* INFORMATION PROVIDED
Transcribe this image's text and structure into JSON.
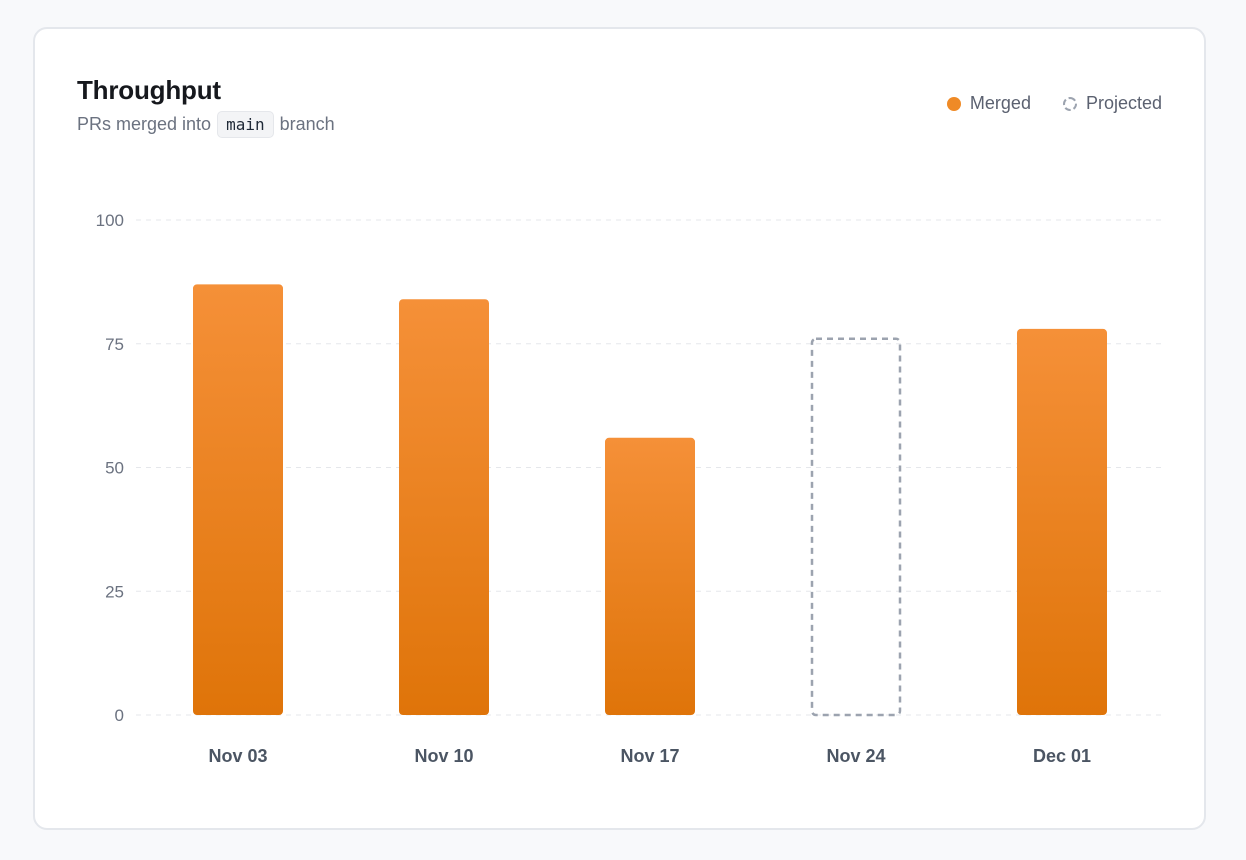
{
  "header": {
    "title": "Throughput",
    "subtitle_prefix": "PRs merged into",
    "subtitle_code": "main",
    "subtitle_suffix": "branch"
  },
  "legend": {
    "merged_label": "Merged",
    "projected_label": "Projected"
  },
  "colors": {
    "bar_top": "#f59038",
    "bar_bottom": "#df7409",
    "projected_stroke": "#9ca3af",
    "grid": "#e5e7eb"
  },
  "chart_data": {
    "type": "bar",
    "title": "Throughput",
    "subtitle": "PRs merged into main branch",
    "categories": [
      "Nov 03",
      "Nov 10",
      "Nov 17",
      "Nov 24",
      "Dec 01"
    ],
    "series": [
      {
        "name": "Merged",
        "values": [
          87,
          84,
          56,
          null,
          78
        ]
      },
      {
        "name": "Projected",
        "values": [
          null,
          null,
          null,
          76,
          null
        ]
      }
    ],
    "yticks": [
      0,
      25,
      50,
      75,
      100
    ],
    "ylim": [
      0,
      100
    ],
    "xlabel": "",
    "ylabel": "",
    "grid": true,
    "legend_position": "top-right"
  }
}
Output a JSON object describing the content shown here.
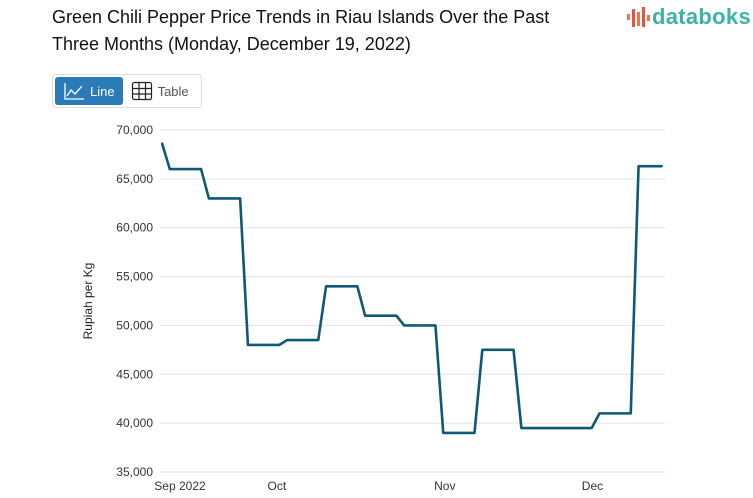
{
  "header": {
    "title": "Green Chili Pepper Price Trends in Riau Islands Over the Past Three Months (Monday, December 19, 2022)",
    "logo": "databoks"
  },
  "view_toggle": {
    "line_label": "Line",
    "table_label": "Table",
    "active": "Line"
  },
  "colors": {
    "line": "#0e5a73",
    "active_button": "#2b7bb9",
    "logo": "#3bb3a8",
    "grid": "#e3e3e3"
  },
  "chart_data": {
    "type": "line",
    "title": "",
    "xlabel": "",
    "ylabel": "Rupiah per Kg",
    "ylim": [
      35000,
      70000
    ],
    "yticks": [
      35000,
      40000,
      45000,
      50000,
      55000,
      60000,
      65000,
      70000
    ],
    "ytick_labels": [
      "35,000",
      "40,000",
      "45,000",
      "50,000",
      "55,000",
      "60,000",
      "65,000",
      "70,000"
    ],
    "xticks": [
      {
        "label": "Sep 2022",
        "x": 0
      },
      {
        "label": "Oct",
        "x": 14.7
      },
      {
        "label": "Nov",
        "x": 36.2
      },
      {
        "label": "Dec",
        "x": 55.1
      }
    ],
    "grid": true,
    "series": [
      {
        "x": [
          0,
          1,
          5,
          6,
          10,
          11,
          15,
          16,
          20,
          21,
          25,
          26,
          30,
          31,
          35,
          36,
          40,
          41,
          45,
          46,
          55,
          56,
          60,
          61,
          64
        ],
        "values": [
          68650,
          66000,
          66000,
          63000,
          63000,
          48000,
          48000,
          48500,
          48500,
          54000,
          54000,
          51000,
          51000,
          50000,
          50000,
          39000,
          39000,
          47500,
          47500,
          39500,
          39500,
          41000,
          41000,
          66300,
          66300
        ]
      }
    ]
  }
}
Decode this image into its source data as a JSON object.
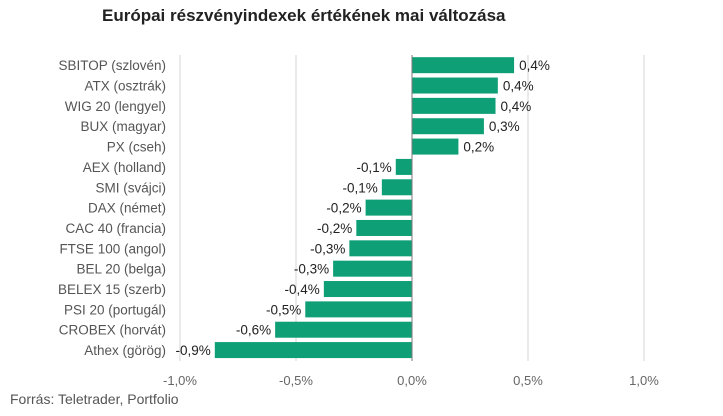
{
  "chart_data": {
    "type": "bar",
    "orientation": "horizontal",
    "title": "Európai részvényindexek értékének mai változása",
    "categories": [
      "SBITOP (szlovén)",
      "ATX (osztrák)",
      "WIG 20 (lengyel)",
      "BUX (magyar)",
      "PX (cseh)",
      "AEX (holland)",
      "SMI (svájci)",
      "DAX (német)",
      "CAC 40 (francia)",
      "FTSE 100 (angol)",
      "BEL 20 (belga)",
      "BELEX 15 (szerb)",
      "PSI 20 (portugál)",
      "CROBEX (horvát)",
      "Athex (görög)"
    ],
    "values": [
      0.44,
      0.37,
      0.36,
      0.31,
      0.2,
      -0.07,
      -0.13,
      -0.2,
      -0.24,
      -0.27,
      -0.34,
      -0.38,
      -0.46,
      -0.59,
      -0.85
    ],
    "value_labels": [
      "0,4%",
      "0,4%",
      "0,4%",
      "0,3%",
      "0,2%",
      "-0,1%",
      "-0,1%",
      "-0,2%",
      "-0,2%",
      "-0,3%",
      "-0,3%",
      "-0,4%",
      "-0,5%",
      "-0,6%",
      "-0,9%"
    ],
    "xlim": [
      -1.0,
      1.0
    ],
    "ticks": [
      -1.0,
      -0.5,
      0.0,
      0.5,
      1.0
    ],
    "tick_labels": [
      "-1,0%",
      "-0,5%",
      "0,0%",
      "0,5%",
      "1,0%"
    ],
    "bar_color": "#0f9f76",
    "grid": true
  },
  "source": "Forrás: Teletrader, Portfolio"
}
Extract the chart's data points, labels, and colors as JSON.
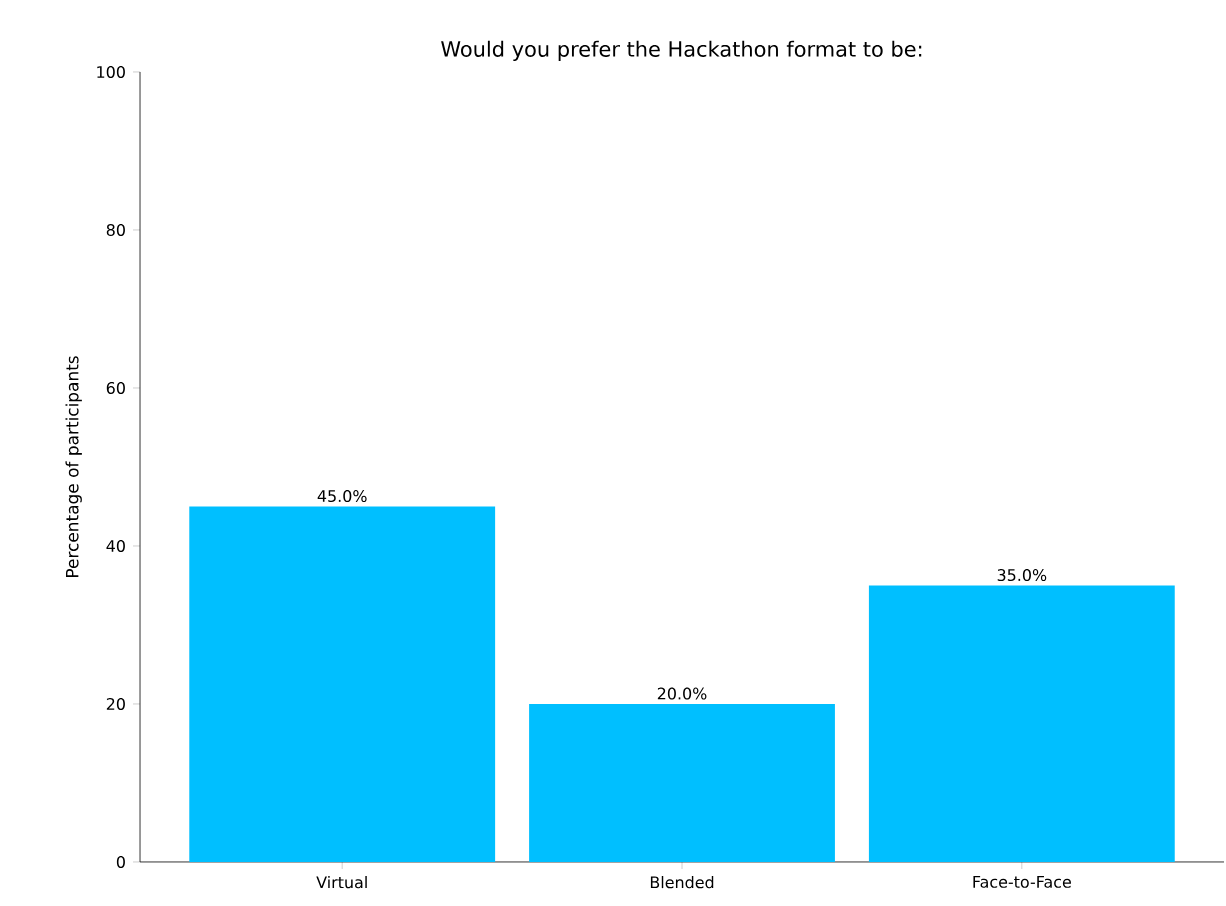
{
  "chart_data": {
    "type": "bar",
    "title": "Would you prefer the Hackathon format to be:",
    "ylabel": "Percentage of participants",
    "categories": [
      "Virtual",
      "Blended",
      "Face-to-Face"
    ],
    "values": [
      45,
      20,
      35
    ],
    "color": "#00bfff",
    "value_labels": [
      "45.0%",
      "20.0%",
      "35.0%"
    ],
    "ylim": [
      0,
      100
    ],
    "yticks": [
      0,
      20,
      40,
      60,
      80,
      100
    ]
  }
}
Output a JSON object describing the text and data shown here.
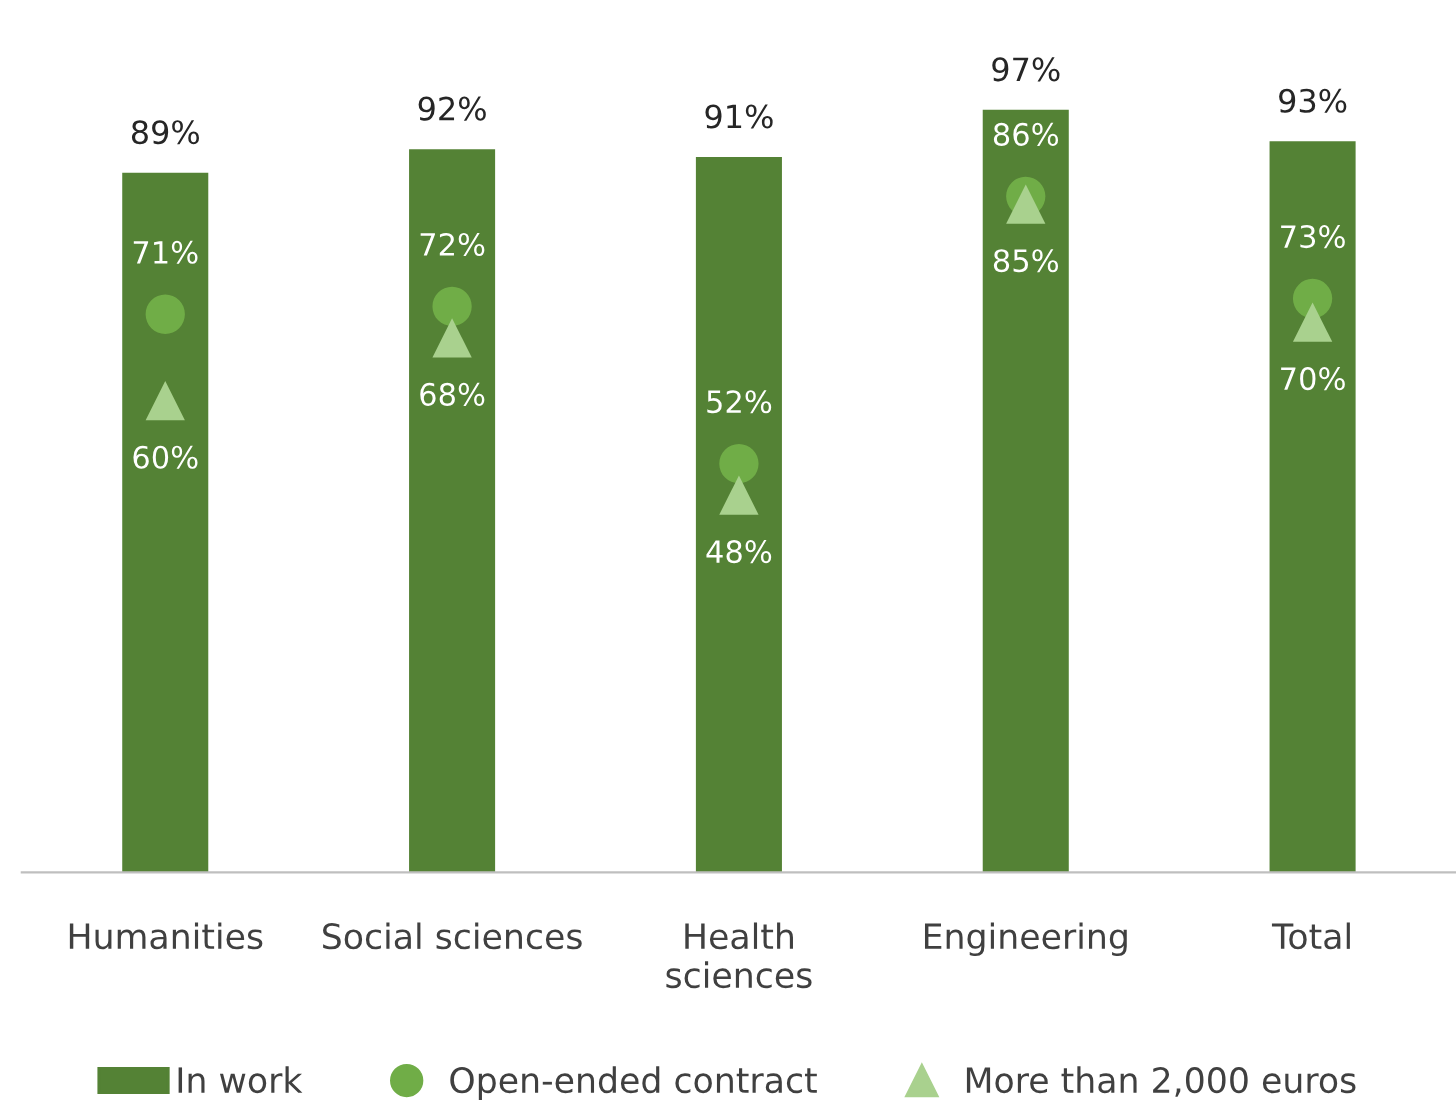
{
  "chart_data": {
    "type": "bar",
    "categories": [
      "Humanities",
      "Social sciences",
      "Health\nsciences",
      "Engineering",
      "Total"
    ],
    "series": [
      {
        "name": "In work",
        "color": "#548235",
        "values": [
          89,
          92,
          91,
          97,
          93
        ],
        "value_labels": [
          "89%",
          "92%",
          "91%",
          "97%",
          "93%"
        ]
      },
      {
        "name": "Open-ended contract",
        "type": "scatter",
        "marker": "circle",
        "color": "#70ad47",
        "values": [
          71,
          72,
          52,
          86,
          73
        ],
        "value_labels": [
          "71%",
          "72%",
          "52%",
          "86%",
          "73%"
        ]
      },
      {
        "name": "More than 2,000 euros",
        "type": "scatter",
        "marker": "triangle",
        "color": "#a9d18e",
        "values": [
          60,
          68,
          48,
          85,
          70
        ],
        "value_labels": [
          "60%",
          "68%",
          "48%",
          "85%",
          "70%"
        ]
      }
    ],
    "tick_labels": "x",
    "grid": false,
    "legend": "bottom"
  }
}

* TASK DIRECTIONS
Copy out the listing exactly as it stands, but not the pictures.

* EXPECTED ANSWER
Transcribe this image's text and structure into JSON.
{
  "header": {
    "title": "Throughput",
    "subtitle_prefix": "PRs merged into",
    "subtitle_code": "main",
    "subtitle_suffix": "branch"
  },
  "legend": {
    "merged_label": "Merged",
    "projected_label": "Projected"
  },
  "colors": {
    "bar_top": "#f59038",
    "bar_bottom": "#df7409",
    "projected_stroke": "#9ca3af",
    "grid": "#e5e7eb"
  },
  "chart_data": {
    "type": "bar",
    "title": "Throughput",
    "subtitle": "PRs merged into main branch",
    "categories": [
      "Nov 03",
      "Nov 10",
      "Nov 17",
      "Nov 24",
      "Dec 01"
    ],
    "series": [
      {
        "name": "Merged",
        "values": [
          87,
          84,
          56,
          null,
          78
        ]
      },
      {
        "name": "Projected",
        "values": [
          null,
          null,
          null,
          76,
          null
        ]
      }
    ],
    "yticks": [
      0,
      25,
      50,
      75,
      100
    ],
    "ylim": [
      0,
      100
    ],
    "xlabel": "",
    "ylabel": "",
    "grid": true,
    "legend_position": "top-right"
  }
}
Output a JSON object describing the content shown here.
{
  "header": {
    "title": "Green Chili Pepper Price Trends in Riau Islands Over the Past Three Months (Monday, December 19, 2022)",
    "logo": "databoks"
  },
  "view_toggle": {
    "line_label": "Line",
    "table_label": "Table",
    "active": "Line"
  },
  "colors": {
    "line": "#0e5a73",
    "active_button": "#2b7bb9",
    "logo": "#3bb3a8",
    "grid": "#e3e3e3"
  },
  "chart_data": {
    "type": "line",
    "title": "",
    "xlabel": "",
    "ylabel": "Rupiah per Kg",
    "ylim": [
      35000,
      70000
    ],
    "yticks": [
      35000,
      40000,
      45000,
      50000,
      55000,
      60000,
      65000,
      70000
    ],
    "ytick_labels": [
      "35,000",
      "40,000",
      "45,000",
      "50,000",
      "55,000",
      "60,000",
      "65,000",
      "70,000"
    ],
    "xticks": [
      {
        "label": "Sep 2022",
        "x": 0
      },
      {
        "label": "Oct",
        "x": 14.7
      },
      {
        "label": "Nov",
        "x": 36.2
      },
      {
        "label": "Dec",
        "x": 55.1
      }
    ],
    "grid": true,
    "series": [
      {
        "x": [
          0,
          1,
          5,
          6,
          10,
          11,
          15,
          16,
          20,
          21,
          25,
          26,
          30,
          31,
          35,
          36,
          40,
          41,
          45,
          46,
          55,
          56,
          60,
          61,
          64
        ],
        "values": [
          68650,
          66000,
          66000,
          63000,
          63000,
          48000,
          48000,
          48500,
          48500,
          54000,
          54000,
          51000,
          51000,
          50000,
          50000,
          39000,
          39000,
          47500,
          47500,
          39500,
          39500,
          41000,
          41000,
          66300,
          66300
        ]
      }
    ]
  }
}
Decode this image into its source data as a JSON object.
{
  "chart_data": {
    "type": "bar",
    "orientation": "horizontal",
    "title": "Európai részvényindexek értékének mai változása",
    "categories": [
      "SBITOP (szlovén)",
      "ATX (osztrák)",
      "WIG 20 (lengyel)",
      "BUX (magyar)",
      "PX (cseh)",
      "AEX (holland)",
      "SMI (svájci)",
      "DAX (német)",
      "CAC 40 (francia)",
      "FTSE 100 (angol)",
      "BEL 20 (belga)",
      "BELEX 15 (szerb)",
      "PSI 20 (portugál)",
      "CROBEX (horvát)",
      "Athex (görög)"
    ],
    "values": [
      0.44,
      0.37,
      0.36,
      0.31,
      0.2,
      -0.07,
      -0.13,
      -0.2,
      -0.24,
      -0.27,
      -0.34,
      -0.38,
      -0.46,
      -0.59,
      -0.85
    ],
    "value_labels": [
      "0,4%",
      "0,4%",
      "0,4%",
      "0,3%",
      "0,2%",
      "-0,1%",
      "-0,1%",
      "-0,2%",
      "-0,2%",
      "-0,3%",
      "-0,3%",
      "-0,4%",
      "-0,5%",
      "-0,6%",
      "-0,9%"
    ],
    "xlim": [
      -1.0,
      1.0
    ],
    "ticks": [
      -1.0,
      -0.5,
      0.0,
      0.5,
      1.0
    ],
    "tick_labels": [
      "-1,0%",
      "-0,5%",
      "0,0%",
      "0,5%",
      "1,0%"
    ],
    "bar_color": "#0f9f76",
    "grid": true
  },
  "source": "Forrás: Teletrader, Portfolio"
}
Extract the chart's data points, labels, and colors as JSON.
{
  "chart_data": {
    "type": "bar",
    "title": "Would you prefer the Hackathon format to be:",
    "ylabel": "Percentage of participants",
    "categories": [
      "Virtual",
      "Blended",
      "Face-to-Face"
    ],
    "values": [
      45,
      20,
      35
    ],
    "color": "#00bfff",
    "value_labels": [
      "45.0%",
      "20.0%",
      "35.0%"
    ],
    "ylim": [
      0,
      100
    ],
    "yticks": [
      0,
      20,
      40,
      60,
      80,
      100
    ]
  }
}
Output a JSON object describing the text and data shown here.
{
  "chart_data": {
    "type": "bar",
    "categories": [
      "Humanities",
      "Social sciences",
      "Health\nsciences",
      "Engineering",
      "Total"
    ],
    "series": [
      {
        "name": "In work",
        "color": "#548235",
        "values": [
          89,
          92,
          91,
          97,
          93
        ],
        "value_labels": [
          "89%",
          "92%",
          "91%",
          "97%",
          "93%"
        ]
      },
      {
        "name": "Open-ended contract",
        "type": "scatter",
        "marker": "circle",
        "color": "#70ad47",
        "values": [
          71,
          72,
          52,
          86,
          73
        ],
        "value_labels": [
          "71%",
          "72%",
          "52%",
          "86%",
          "73%"
        ]
      },
      {
        "name": "More than 2,000 euros",
        "type": "scatter",
        "marker": "triangle",
        "color": "#a9d18e",
        "values": [
          60,
          68,
          48,
          85,
          70
        ],
        "value_labels": [
          "60%",
          "68%",
          "48%",
          "85%",
          "70%"
        ]
      }
    ],
    "tick_labels": "x",
    "grid": false,
    "legend": "bottom"
  }
}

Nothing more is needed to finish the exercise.